# WHAT TO DO
Copy each line holding the string "data".

[begin ENTRIES SUPPLIED]

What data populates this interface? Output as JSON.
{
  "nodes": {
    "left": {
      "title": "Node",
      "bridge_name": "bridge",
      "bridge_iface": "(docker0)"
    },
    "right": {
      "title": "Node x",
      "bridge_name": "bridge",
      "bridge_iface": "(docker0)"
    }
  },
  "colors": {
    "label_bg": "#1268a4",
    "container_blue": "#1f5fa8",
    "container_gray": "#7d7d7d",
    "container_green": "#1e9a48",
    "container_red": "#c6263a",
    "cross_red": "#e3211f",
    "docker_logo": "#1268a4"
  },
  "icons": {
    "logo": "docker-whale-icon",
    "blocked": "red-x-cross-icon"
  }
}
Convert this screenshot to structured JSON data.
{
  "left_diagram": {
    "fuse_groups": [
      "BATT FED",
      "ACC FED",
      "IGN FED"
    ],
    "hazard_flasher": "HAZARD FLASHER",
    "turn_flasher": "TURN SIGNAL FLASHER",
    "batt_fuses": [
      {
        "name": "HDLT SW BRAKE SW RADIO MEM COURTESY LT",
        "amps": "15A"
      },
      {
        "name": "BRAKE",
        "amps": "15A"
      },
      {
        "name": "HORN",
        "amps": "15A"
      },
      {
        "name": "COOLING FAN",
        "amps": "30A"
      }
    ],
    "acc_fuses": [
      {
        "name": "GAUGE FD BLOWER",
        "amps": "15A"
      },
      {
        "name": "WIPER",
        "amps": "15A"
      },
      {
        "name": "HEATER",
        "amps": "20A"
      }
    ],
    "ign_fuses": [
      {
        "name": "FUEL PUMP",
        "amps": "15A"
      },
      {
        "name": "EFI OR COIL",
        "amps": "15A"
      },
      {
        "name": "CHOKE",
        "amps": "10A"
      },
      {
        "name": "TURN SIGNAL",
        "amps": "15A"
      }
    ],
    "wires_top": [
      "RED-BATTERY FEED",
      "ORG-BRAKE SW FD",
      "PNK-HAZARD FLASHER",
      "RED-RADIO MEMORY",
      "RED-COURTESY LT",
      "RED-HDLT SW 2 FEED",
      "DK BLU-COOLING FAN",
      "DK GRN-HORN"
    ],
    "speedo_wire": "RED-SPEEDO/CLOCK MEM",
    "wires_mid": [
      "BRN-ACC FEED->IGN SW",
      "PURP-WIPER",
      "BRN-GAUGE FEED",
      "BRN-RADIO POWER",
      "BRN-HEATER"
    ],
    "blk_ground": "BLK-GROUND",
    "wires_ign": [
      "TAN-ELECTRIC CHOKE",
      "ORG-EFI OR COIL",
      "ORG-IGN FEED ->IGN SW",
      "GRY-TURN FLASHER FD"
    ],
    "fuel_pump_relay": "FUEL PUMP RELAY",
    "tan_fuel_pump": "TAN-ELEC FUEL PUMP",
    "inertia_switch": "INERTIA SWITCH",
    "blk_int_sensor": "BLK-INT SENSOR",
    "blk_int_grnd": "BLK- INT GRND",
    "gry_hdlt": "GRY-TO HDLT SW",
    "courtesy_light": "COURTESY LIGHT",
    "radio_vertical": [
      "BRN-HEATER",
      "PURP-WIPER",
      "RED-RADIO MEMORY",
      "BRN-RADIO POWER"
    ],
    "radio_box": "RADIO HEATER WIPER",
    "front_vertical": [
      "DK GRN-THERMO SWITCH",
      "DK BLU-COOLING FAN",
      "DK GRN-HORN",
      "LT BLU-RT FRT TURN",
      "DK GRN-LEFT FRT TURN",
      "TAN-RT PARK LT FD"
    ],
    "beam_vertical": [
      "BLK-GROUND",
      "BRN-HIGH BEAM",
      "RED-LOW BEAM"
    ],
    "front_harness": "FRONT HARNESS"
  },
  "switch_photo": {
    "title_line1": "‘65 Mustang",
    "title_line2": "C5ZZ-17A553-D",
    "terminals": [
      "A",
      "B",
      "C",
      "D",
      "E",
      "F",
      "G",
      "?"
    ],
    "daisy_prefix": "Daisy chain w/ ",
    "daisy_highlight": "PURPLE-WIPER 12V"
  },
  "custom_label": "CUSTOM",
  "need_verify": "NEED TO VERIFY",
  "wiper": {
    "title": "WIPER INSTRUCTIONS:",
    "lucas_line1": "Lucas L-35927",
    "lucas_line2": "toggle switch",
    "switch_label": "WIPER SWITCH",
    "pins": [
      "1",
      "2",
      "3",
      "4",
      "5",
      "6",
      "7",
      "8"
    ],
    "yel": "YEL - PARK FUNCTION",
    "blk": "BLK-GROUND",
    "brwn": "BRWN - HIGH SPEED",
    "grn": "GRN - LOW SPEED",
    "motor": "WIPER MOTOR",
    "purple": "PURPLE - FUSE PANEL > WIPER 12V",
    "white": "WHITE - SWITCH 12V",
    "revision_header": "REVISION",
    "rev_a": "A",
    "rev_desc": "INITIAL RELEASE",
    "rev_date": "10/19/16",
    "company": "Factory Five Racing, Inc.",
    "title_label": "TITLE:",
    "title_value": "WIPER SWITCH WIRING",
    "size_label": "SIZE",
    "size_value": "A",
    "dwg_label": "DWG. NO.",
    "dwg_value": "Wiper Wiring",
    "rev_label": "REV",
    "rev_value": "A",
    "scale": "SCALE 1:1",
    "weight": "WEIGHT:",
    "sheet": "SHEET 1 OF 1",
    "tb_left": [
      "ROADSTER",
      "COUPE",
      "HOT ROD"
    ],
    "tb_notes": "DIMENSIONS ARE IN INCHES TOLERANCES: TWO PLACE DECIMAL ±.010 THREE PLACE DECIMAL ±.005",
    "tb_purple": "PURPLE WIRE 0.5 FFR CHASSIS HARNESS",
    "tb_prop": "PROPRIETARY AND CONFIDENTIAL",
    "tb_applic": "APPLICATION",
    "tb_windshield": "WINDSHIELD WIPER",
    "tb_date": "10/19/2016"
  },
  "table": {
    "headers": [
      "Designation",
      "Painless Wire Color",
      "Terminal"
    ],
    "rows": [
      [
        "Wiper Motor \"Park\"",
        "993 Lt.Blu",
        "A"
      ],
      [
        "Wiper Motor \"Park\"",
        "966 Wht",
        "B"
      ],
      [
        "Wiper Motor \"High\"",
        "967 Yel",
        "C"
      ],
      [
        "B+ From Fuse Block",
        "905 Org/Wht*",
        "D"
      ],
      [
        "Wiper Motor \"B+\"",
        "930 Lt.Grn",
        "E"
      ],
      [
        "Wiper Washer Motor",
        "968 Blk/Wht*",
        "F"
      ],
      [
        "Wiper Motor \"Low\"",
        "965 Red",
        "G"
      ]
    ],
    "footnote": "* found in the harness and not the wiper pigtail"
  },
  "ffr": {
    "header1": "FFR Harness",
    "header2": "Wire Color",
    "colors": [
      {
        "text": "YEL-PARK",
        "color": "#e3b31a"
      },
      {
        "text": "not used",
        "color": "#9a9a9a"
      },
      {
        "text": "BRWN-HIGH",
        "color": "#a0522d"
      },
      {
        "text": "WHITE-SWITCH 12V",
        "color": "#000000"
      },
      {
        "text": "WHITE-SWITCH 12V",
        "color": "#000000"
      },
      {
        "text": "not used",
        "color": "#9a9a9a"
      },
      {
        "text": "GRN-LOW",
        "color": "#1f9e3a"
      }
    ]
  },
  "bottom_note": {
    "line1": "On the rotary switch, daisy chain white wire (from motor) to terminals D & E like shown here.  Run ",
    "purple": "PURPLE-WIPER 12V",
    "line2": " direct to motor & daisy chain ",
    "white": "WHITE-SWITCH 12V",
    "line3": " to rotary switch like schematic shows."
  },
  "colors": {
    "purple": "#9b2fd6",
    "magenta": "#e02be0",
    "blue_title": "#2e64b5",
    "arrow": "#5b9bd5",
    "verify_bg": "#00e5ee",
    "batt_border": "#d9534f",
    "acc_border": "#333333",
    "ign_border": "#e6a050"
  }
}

[end ENTRIES SUPPLIED]

# RESPONSE TO THIS EXERCISE
What data populates this interface? Output as JSON.
Convert this screenshot to structured JSON data.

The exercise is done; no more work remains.